------ Input records

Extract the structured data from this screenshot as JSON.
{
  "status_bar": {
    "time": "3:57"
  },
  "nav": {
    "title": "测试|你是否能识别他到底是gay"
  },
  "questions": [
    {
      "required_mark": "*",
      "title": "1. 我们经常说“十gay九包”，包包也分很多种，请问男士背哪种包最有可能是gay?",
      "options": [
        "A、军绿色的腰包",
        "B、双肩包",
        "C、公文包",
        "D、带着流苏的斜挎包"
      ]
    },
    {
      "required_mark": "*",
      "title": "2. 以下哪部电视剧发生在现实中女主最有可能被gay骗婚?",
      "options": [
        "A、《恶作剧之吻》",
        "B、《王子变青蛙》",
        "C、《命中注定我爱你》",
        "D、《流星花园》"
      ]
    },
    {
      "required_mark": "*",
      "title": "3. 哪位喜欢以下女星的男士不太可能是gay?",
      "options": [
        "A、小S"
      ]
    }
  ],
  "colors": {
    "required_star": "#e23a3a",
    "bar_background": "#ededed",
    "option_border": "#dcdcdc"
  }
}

------------

Retype each record exactly, leaving nothing out.

Result below
Extract the structured data from this screenshot as JSON.
{
  "status_bar": {
    "time": "3:57"
  },
  "nav": {
    "title": "测试|你是否能识别他到底是gay"
  },
  "questions": [
    {
      "required_mark": "*",
      "title": "1. 我们经常说“十gay九包”，包包也分很多种，请问男士背哪种包最有可能是gay?",
      "options": [
        "A、军绿色的腰包",
        "B、双肩包",
        "C、公文包",
        "D、带着流苏的斜挎包"
      ]
    },
    {
      "required_mark": "*",
      "title": "2. 以下哪部电视剧发生在现实中女主最有可能被gay骗婚?",
      "options": [
        "A、《恶作剧之吻》",
        "B、《王子变青蛙》",
        "C、《命中注定我爱你》",
        "D、《流星花园》"
      ]
    },
    {
      "required_mark": "*",
      "title": "3. 哪位喜欢以下女星的男士不太可能是gay?",
      "options": [
        "A、小S"
      ]
    }
  ],
  "colors": {
    "required_star": "#e23a3a",
    "bar_background": "#ededed",
    "option_border": "#dcdcdc"
  }
}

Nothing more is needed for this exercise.